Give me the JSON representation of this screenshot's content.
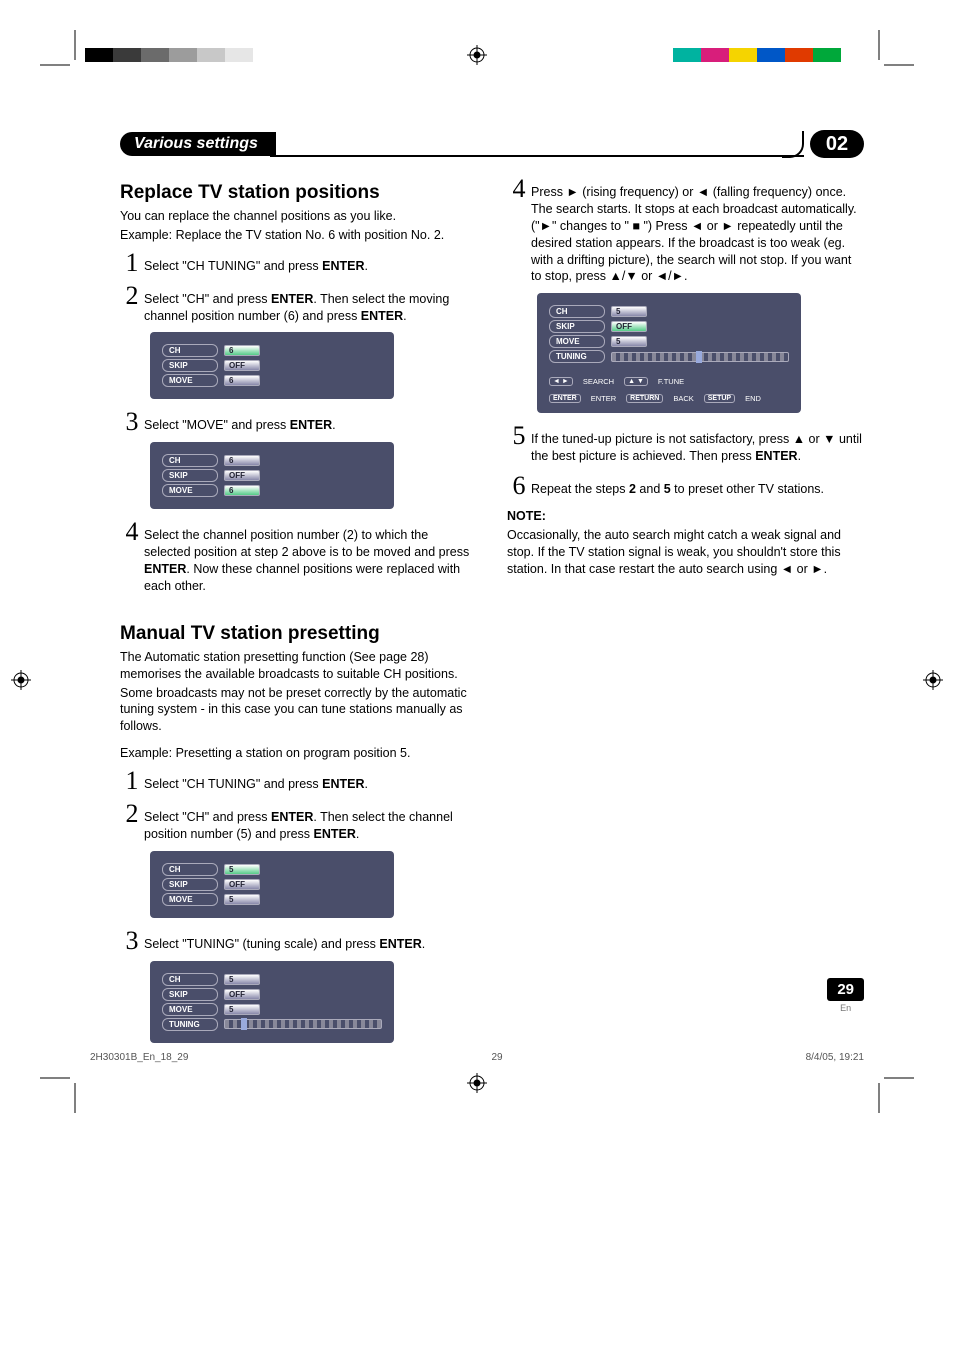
{
  "header": {
    "chapter_title": "Various settings",
    "chapter_number": "02"
  },
  "section1": {
    "title": "Replace TV station positions",
    "intro": "You can replace the channel positions as you like.",
    "example_label": "Example:",
    "example_text": "Replace the TV station No. 6 with position No. 2.",
    "steps": [
      {
        "n": "1",
        "text": "Select \"CH TUNING\" and press ",
        "bold_tail": "ENTER",
        "tail": "."
      },
      {
        "n": "2",
        "text": "Select \"CH\" and press ",
        "bold_tail": "ENTER",
        "tail": ". Then select the moving channel position number (6) and press ",
        "bold_tail2": "ENTER",
        "tail2": "."
      },
      {
        "n": "3",
        "text": "Select \"MOVE\" and press ",
        "bold_tail": "ENTER",
        "tail": "."
      },
      {
        "n": "4",
        "text": "Select the channel position number (2) to which the selected position at step 2 above is to be moved and press ",
        "bold_tail": "ENTER",
        "tail": ". Now these channel positions were replaced with each other."
      }
    ],
    "osd1": {
      "ch": "6",
      "skip": "OFF",
      "move": "6"
    },
    "osd2": {
      "ch": "6",
      "skip": "OFF",
      "move": "6"
    }
  },
  "section2": {
    "title": "Manual TV station presetting",
    "p1": "The Automatic station presetting function (See page 28) memorises the available broadcasts to suitable CH positions.",
    "p2": "Some broadcasts may not be preset correctly by the automatic tuning system - in this case you can tune stations manually as follows.",
    "example": "Example: Presetting a station on program position 5.",
    "steps_left": [
      {
        "n": "1",
        "text": "Select \"CH TUNING\" and press ",
        "bold_tail": "ENTER",
        "tail": "."
      },
      {
        "n": "2",
        "text": "Select \"CH\" and press ",
        "bold_tail": "ENTER",
        "tail": ". Then select the channel position number (5) and press ",
        "bold_tail2": "ENTER",
        "tail2": "."
      },
      {
        "n": "3",
        "text": "Select \"TUNING\" (tuning scale) and press ",
        "bold_tail": "ENTER",
        "tail": "."
      }
    ],
    "osd3": {
      "ch": "5",
      "skip": "OFF",
      "move": "5"
    },
    "osd4": {
      "ch": "5",
      "skip": "OFF",
      "move": "5",
      "tuning": true
    },
    "steps_right": [
      {
        "n": "4",
        "text": "Press ► (rising frequency) or ◄ (falling frequency) once. The search starts. It stops at each broadcast automatically. (\"►\" changes to \" ■ \") Press ◄ or ► repeatedly until the desired station appears.   If the broadcast is too weak (eg. with a drifting picture), the search will not stop. If you want to stop, press ▲/▼ or ◄/►."
      },
      {
        "n": "5",
        "text": "If the tuned-up picture is not satisfactory, press ▲ or ▼ until the best picture is achieved. Then press ",
        "bold_tail": "ENTER",
        "tail": "."
      },
      {
        "n": "6",
        "pre": "Repeat the steps ",
        "bold1": "2",
        "mid": " and ",
        "bold2": "5",
        "post": " to preset other TV stations."
      }
    ],
    "osd5": {
      "ch": "5",
      "skip": "OFF",
      "move": "5",
      "tuning": true,
      "legend": {
        "lr": "◄ ►",
        "search": "SEARCH",
        "ud": "▲ ▼",
        "ftune": "F.TUNE",
        "enter_k": "ENTER",
        "enter_t": "ENTER",
        "return_k": "RETURN",
        "back": "BACK",
        "setup": "SETUP",
        "end": "END"
      }
    },
    "note_title": "NOTE:",
    "note_body": "Occasionally, the auto search might catch a weak signal and stop. If the TV station signal is weak, you shouldn't store this station. In that case restart the auto search using ◄ or ►."
  },
  "osd_labels": {
    "ch": "CH",
    "skip": "SKIP",
    "move": "MOVE",
    "tuning": "TUNING"
  },
  "footer": {
    "file": "2H30301B_En_18_29",
    "page_inner": "29",
    "timestamp": "8/4/05, 19:21",
    "page_number": "29",
    "lang": "En"
  },
  "color_bars": {
    "left": [
      "#000000",
      "#3a3a3a",
      "#6b6b6b",
      "#9c9c9c",
      "#c8c8c8",
      "#e6e6e6",
      "#ffffff"
    ],
    "right": [
      "#00b3a0",
      "#d81e7b",
      "#f5d400",
      "#0057c7",
      "#e03a00",
      "#00a83a",
      "#ffffff"
    ]
  }
}
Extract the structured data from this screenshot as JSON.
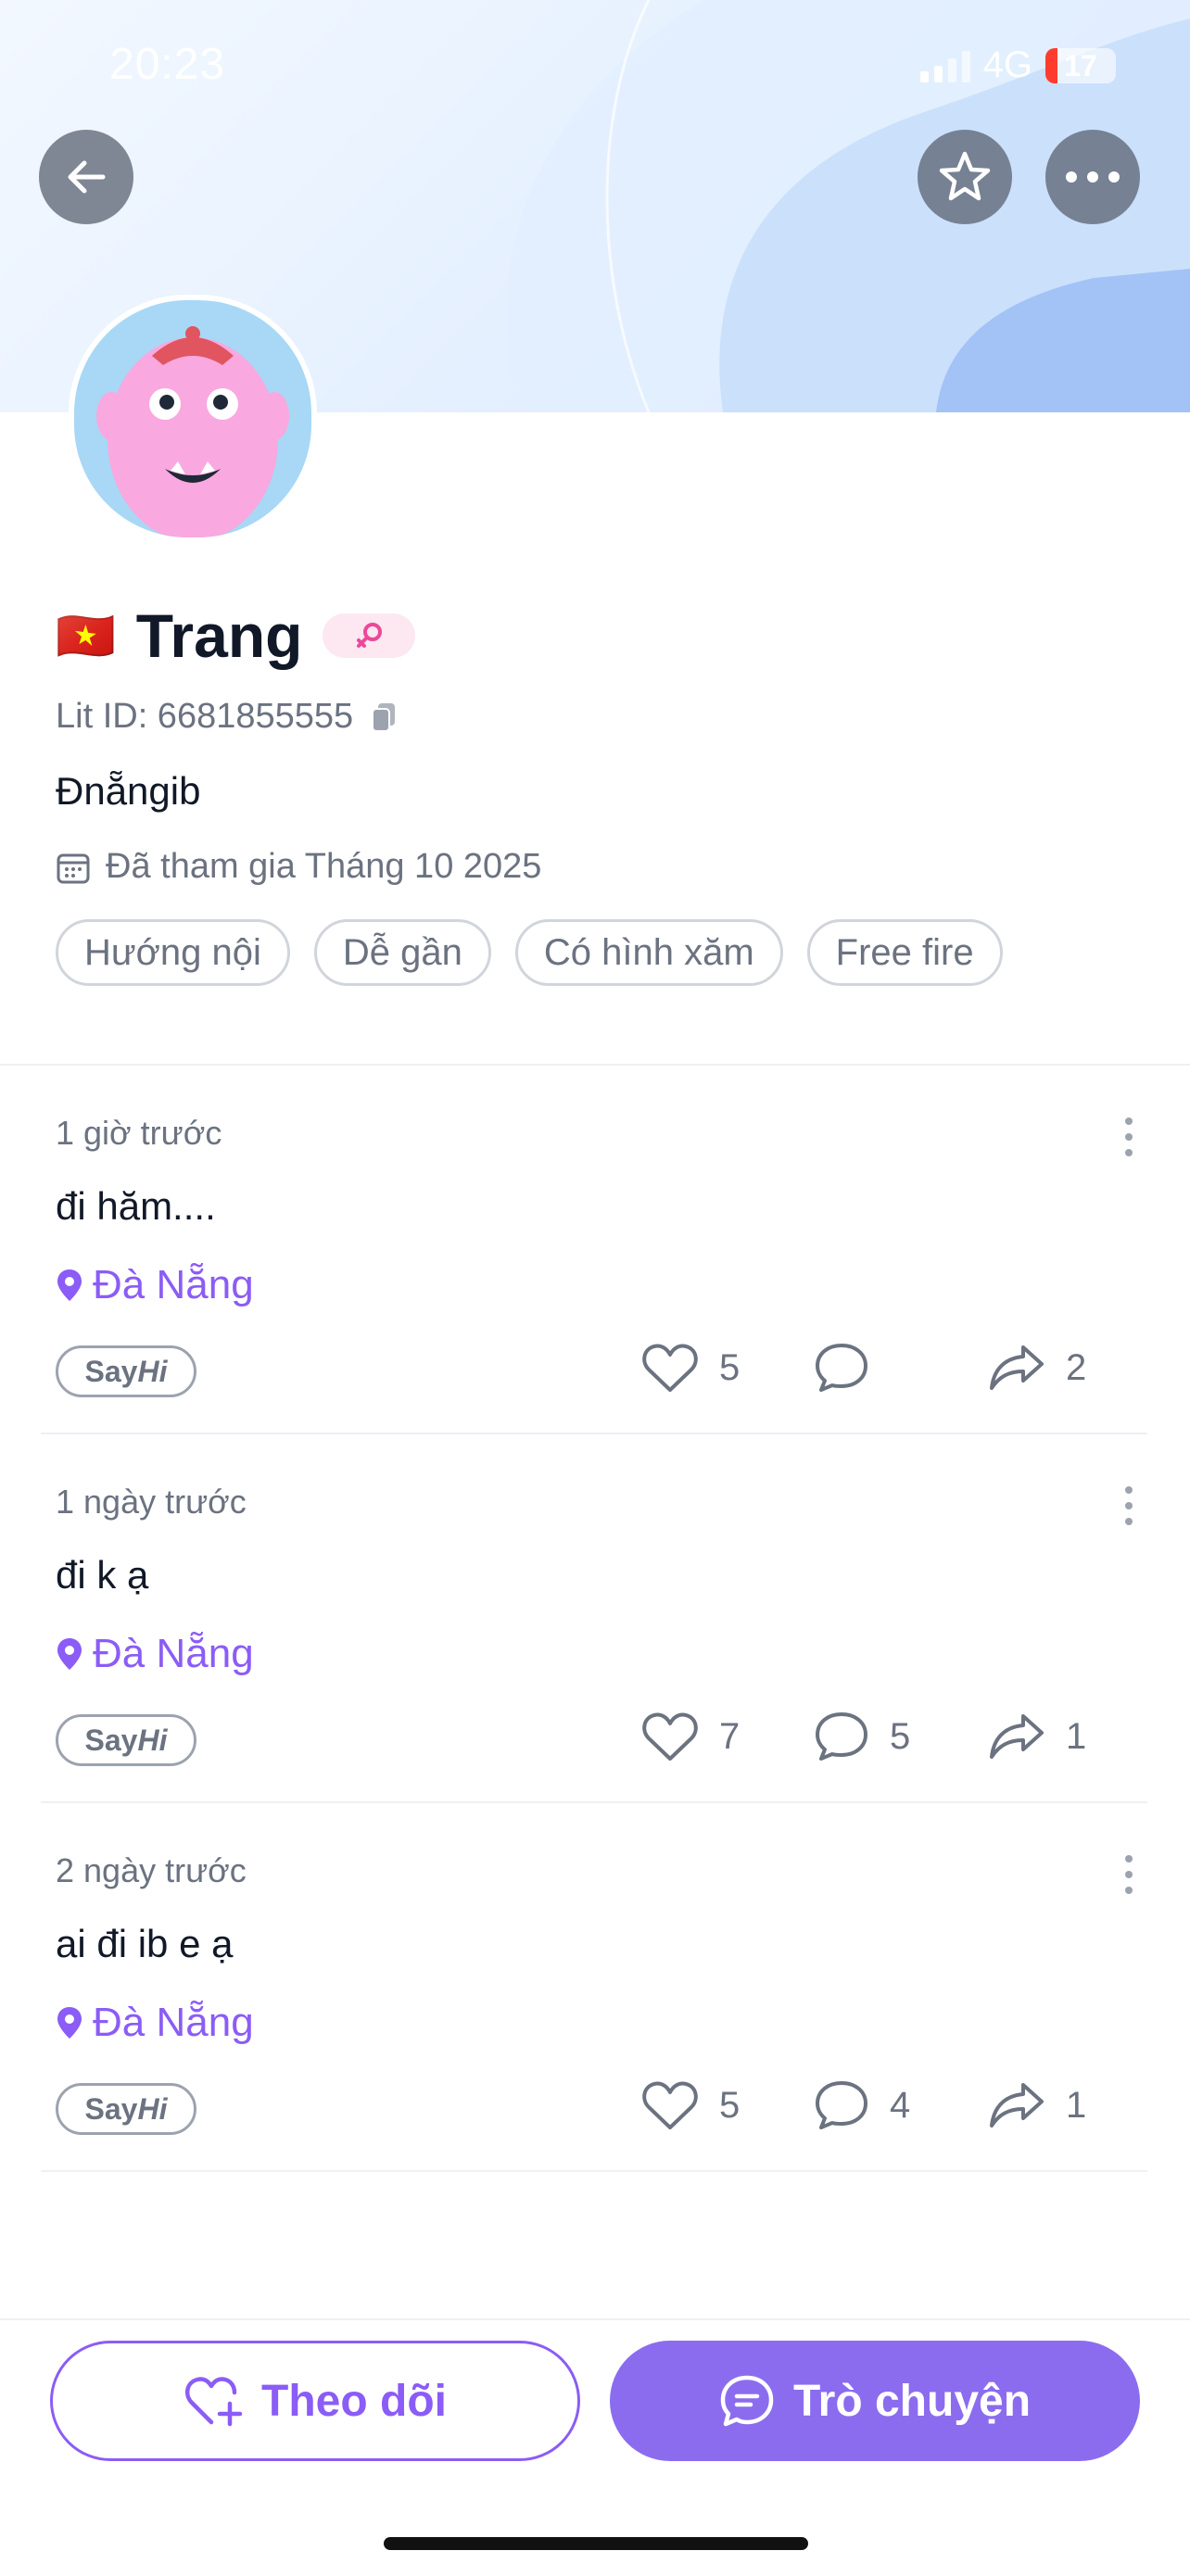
{
  "status_bar": {
    "time": "20:23",
    "network": "4G",
    "battery": "17",
    "battery_level": 0.17
  },
  "header": {
    "back_icon": "arrow-left-icon",
    "star_icon": "star-icon",
    "more_icon": "more-horizontal-icon"
  },
  "profile": {
    "flag": "🇻🇳",
    "name": "Trang",
    "gender_icon": "female-icon",
    "lit_id": "Lit ID: 6681855555",
    "bio": "Đnẵngib",
    "joined": "Đã tham gia Tháng 10 2025",
    "tags": [
      "Hướng nội",
      "Dễ gần",
      "Có hình xăm",
      "Free fire"
    ]
  },
  "posts": [
    {
      "time": "1 giờ trước",
      "text": "đi hăm....",
      "location": "Đà Nẵng",
      "likes": "5",
      "comments": "",
      "shares": "2"
    },
    {
      "time": "1 ngày trước",
      "text": "đi k ạ",
      "location": "Đà Nẵng",
      "likes": "7",
      "comments": "5",
      "shares": "1"
    },
    {
      "time": "2 ngày trước",
      "text": "ai đi ib e ạ",
      "location": "Đà Nẵng",
      "likes": "5",
      "comments": "4",
      "shares": "1"
    }
  ],
  "sayhi": {
    "say": "Say",
    "hi": "Hi"
  },
  "actions": {
    "follow_label": "Theo dõi",
    "chat_label": "Trò chuyện"
  },
  "colors": {
    "accent": "#8b5cf6",
    "chat_button": "#8b6cef",
    "battery_low": "#ff3b30"
  }
}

—————

» Problem to solve: Only the lines from the one that contains "Extract the structured" to the end of the records, inclusive, are to be quoted exactly, with pictures excluded.

» Problem solution:
Extract the structured data from this screenshot as JSON.
{
  "status_bar": {
    "time": "20:23",
    "network": "4G",
    "battery": "17",
    "battery_level": 0.17
  },
  "header": {
    "back_icon": "arrow-left-icon",
    "star_icon": "star-icon",
    "more_icon": "more-horizontal-icon"
  },
  "profile": {
    "flag": "🇻🇳",
    "name": "Trang",
    "gender_icon": "female-icon",
    "lit_id": "Lit ID: 6681855555",
    "bio": "Đnẵngib",
    "joined": "Đã tham gia Tháng 10 2025",
    "tags": [
      "Hướng nội",
      "Dễ gần",
      "Có hình xăm",
      "Free fire"
    ]
  },
  "posts": [
    {
      "time": "1 giờ trước",
      "text": "đi hăm....",
      "location": "Đà Nẵng",
      "likes": "5",
      "comments": "",
      "shares": "2"
    },
    {
      "time": "1 ngày trước",
      "text": "đi k ạ",
      "location": "Đà Nẵng",
      "likes": "7",
      "comments": "5",
      "shares": "1"
    },
    {
      "time": "2 ngày trước",
      "text": "ai đi ib e ạ",
      "location": "Đà Nẵng",
      "likes": "5",
      "comments": "4",
      "shares": "1"
    }
  ],
  "sayhi": {
    "say": "Say",
    "hi": "Hi"
  },
  "actions": {
    "follow_label": "Theo dõi",
    "chat_label": "Trò chuyện"
  },
  "colors": {
    "accent": "#8b5cf6",
    "chat_button": "#8b6cef",
    "battery_low": "#ff3b30"
  }
}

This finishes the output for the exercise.